**Actions demandées:**
**a)** Répondez à ces questions sur l'extrait :
(i) Quel est le métier de Richard Freed ?
(ii) Combien Minecraft rapporte-t-il chaque année à sa société mère ?
(iii) Pour quel film est l'affiche mentionnée ?
**b)** Recopiez mot pour mot les entrées, en partant de la première et en allant jusqu'à la ligne qui contient "legend-label-t-4: T/4 — [602, 257, 628, 277]", celle-ci comprise.

**Extrait choisi:**
- - -
Malheureusement, comme l’affirme Richard Freed, psychologue pour enfants et adolescents, « il y a trop d’argent à gagner » pour ne pas faire de publicité auprès des enfants. Candy Crush et Minecraft rapportent respectivement 2 et 2,5 milliards de dollars américains par année à leurs sociétés mères[26]. Ces fenêtres publicitaires dans les applications peuvent également afficher des produits familiers que vous avez déjà vus ou recherchés en ligne puisque votre adresse IP a été repérée ou que vous avez accepté des témoins. Si un utilisateur n’est pas disposé à payer pour la version « supérieure » d’un jeu, son expérience sera probablement inondée de publicités pour des produits qu’il a déjà consultés en ligne[27].

Marketing croisé

Une affiche pour le film Black Panther.
- - -
**Entrées affichées:**
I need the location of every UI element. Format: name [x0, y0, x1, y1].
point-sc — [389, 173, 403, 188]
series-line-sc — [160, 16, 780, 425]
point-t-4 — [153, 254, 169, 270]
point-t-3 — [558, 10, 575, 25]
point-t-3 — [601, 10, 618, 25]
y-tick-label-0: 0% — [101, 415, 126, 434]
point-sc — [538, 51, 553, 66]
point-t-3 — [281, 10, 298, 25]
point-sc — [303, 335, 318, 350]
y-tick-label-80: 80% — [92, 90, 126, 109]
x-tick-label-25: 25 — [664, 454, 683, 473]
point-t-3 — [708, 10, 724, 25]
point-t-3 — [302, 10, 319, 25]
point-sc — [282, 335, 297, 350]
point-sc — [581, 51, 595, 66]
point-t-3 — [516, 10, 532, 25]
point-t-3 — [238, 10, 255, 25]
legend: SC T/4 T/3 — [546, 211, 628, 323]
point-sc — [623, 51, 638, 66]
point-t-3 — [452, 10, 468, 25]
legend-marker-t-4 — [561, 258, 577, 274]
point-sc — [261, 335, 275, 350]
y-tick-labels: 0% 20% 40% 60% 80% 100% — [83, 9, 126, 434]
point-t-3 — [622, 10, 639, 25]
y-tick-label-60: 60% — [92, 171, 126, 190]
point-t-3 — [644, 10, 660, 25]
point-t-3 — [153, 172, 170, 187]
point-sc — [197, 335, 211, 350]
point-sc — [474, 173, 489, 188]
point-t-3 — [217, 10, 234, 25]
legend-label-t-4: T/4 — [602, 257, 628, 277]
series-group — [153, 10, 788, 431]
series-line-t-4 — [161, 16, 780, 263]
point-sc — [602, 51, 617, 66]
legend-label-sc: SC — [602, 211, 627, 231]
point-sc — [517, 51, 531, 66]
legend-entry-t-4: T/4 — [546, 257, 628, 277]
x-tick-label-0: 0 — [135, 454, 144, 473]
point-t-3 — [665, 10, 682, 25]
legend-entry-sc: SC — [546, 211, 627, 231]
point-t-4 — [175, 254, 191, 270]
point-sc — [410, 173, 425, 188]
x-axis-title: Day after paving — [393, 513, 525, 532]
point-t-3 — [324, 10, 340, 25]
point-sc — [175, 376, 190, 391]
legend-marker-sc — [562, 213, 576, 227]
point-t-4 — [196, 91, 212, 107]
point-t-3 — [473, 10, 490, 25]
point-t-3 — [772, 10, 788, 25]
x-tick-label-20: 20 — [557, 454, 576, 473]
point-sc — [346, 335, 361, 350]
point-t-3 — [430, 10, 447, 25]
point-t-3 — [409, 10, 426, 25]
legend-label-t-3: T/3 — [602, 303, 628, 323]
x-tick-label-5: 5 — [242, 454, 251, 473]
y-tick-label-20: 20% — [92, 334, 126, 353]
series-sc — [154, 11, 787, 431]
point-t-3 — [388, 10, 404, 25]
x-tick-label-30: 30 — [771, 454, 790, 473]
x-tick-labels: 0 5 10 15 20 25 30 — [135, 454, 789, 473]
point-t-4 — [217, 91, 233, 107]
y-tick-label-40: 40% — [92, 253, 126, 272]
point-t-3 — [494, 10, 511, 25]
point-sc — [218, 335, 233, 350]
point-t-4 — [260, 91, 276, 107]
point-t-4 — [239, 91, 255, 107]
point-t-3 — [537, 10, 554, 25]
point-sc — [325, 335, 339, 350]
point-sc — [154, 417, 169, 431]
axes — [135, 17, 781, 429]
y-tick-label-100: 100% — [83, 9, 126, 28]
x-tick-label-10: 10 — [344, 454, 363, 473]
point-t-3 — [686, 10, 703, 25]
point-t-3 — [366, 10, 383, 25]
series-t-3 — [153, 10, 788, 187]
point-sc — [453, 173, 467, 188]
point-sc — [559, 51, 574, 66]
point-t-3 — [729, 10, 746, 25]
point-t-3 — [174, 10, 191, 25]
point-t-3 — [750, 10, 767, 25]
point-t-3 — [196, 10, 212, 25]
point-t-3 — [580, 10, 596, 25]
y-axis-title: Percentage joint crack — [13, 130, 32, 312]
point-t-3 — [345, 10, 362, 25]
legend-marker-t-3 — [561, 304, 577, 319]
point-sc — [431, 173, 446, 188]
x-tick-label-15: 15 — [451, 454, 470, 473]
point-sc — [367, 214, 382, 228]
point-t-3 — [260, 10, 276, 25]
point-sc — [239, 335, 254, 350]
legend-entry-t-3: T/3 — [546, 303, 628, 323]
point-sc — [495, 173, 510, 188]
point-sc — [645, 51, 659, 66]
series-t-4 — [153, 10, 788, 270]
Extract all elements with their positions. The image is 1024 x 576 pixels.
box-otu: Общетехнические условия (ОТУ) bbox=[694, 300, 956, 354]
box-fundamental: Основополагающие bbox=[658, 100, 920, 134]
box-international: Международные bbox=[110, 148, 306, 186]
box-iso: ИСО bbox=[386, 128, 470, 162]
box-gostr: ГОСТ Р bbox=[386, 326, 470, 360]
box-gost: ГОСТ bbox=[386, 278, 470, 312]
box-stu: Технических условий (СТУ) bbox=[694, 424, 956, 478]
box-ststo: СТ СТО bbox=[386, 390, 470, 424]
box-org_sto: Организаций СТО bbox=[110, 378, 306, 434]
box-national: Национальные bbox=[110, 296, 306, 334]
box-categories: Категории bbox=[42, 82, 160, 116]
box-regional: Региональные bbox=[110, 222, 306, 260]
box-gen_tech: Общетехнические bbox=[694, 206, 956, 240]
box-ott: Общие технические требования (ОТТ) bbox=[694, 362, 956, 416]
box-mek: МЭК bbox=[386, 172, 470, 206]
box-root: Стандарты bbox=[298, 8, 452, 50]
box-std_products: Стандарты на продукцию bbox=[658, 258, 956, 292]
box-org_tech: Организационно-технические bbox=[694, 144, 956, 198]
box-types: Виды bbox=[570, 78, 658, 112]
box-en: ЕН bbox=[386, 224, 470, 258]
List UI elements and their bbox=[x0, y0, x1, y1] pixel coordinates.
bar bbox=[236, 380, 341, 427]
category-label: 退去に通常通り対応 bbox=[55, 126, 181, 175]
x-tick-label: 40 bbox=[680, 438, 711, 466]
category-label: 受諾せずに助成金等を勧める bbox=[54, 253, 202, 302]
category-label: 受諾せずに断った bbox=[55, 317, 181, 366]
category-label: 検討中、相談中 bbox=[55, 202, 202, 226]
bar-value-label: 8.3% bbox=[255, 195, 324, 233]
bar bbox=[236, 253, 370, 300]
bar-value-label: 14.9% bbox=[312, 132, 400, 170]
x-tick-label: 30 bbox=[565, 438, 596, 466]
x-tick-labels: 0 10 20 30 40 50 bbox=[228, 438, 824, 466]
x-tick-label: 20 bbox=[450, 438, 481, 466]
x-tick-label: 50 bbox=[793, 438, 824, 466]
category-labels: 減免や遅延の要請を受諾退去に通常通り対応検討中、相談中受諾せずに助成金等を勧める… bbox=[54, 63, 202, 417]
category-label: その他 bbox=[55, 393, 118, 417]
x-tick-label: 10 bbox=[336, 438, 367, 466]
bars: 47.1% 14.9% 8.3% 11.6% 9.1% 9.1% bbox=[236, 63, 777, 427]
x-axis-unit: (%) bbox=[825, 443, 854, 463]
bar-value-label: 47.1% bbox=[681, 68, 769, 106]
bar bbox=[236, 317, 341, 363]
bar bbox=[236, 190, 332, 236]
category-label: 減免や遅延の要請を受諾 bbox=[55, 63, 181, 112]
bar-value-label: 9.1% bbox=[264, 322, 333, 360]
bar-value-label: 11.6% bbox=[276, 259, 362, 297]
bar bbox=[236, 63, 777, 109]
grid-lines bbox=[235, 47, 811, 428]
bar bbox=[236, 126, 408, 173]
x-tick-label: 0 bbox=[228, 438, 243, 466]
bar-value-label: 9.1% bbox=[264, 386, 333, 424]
- - -
**Solutions complètes:**
**a)**
(i) Psychologue pour enfants et adolescents.
(ii) 2,5 milliards de dollars américains.
(iii) Black Panther.

**b)**
I need the location of every UI element. Format: name [x0, y0, x1, y1].
point-sc — [389, 173, 403, 188]
series-line-sc — [160, 16, 780, 425]
point-t-4 — [153, 254, 169, 270]
point-t-3 — [558, 10, 575, 25]
point-t-3 — [601, 10, 618, 25]
y-tick-label-0: 0% — [101, 415, 126, 434]
point-sc — [538, 51, 553, 66]
point-t-3 — [281, 10, 298, 25]
point-sc — [303, 335, 318, 350]
y-tick-label-80: 80% — [92, 90, 126, 109]
x-tick-label-25: 25 — [664, 454, 683, 473]
point-t-3 — [708, 10, 724, 25]
point-t-3 — [302, 10, 319, 25]
point-sc — [282, 335, 297, 350]
point-sc — [581, 51, 595, 66]
point-t-3 — [516, 10, 532, 25]
point-t-3 — [238, 10, 255, 25]
legend: SC T/4 T/3 — [546, 211, 628, 323]
point-sc — [623, 51, 638, 66]
point-t-3 — [452, 10, 468, 25]
legend-marker-t-4 — [561, 258, 577, 274]
point-sc — [261, 335, 275, 350]
y-tick-labels: 0% 20% 40% 60% 80% 100% — [83, 9, 126, 434]
point-t-3 — [622, 10, 639, 25]
y-tick-label-60: 60% — [92, 171, 126, 190]
point-t-3 — [644, 10, 660, 25]
point-t-3 — [153, 172, 170, 187]
point-sc — [197, 335, 211, 350]
point-sc — [474, 173, 489, 188]
point-t-3 — [217, 10, 234, 25]
legend-label-t-4: T/4 — [602, 257, 628, 277]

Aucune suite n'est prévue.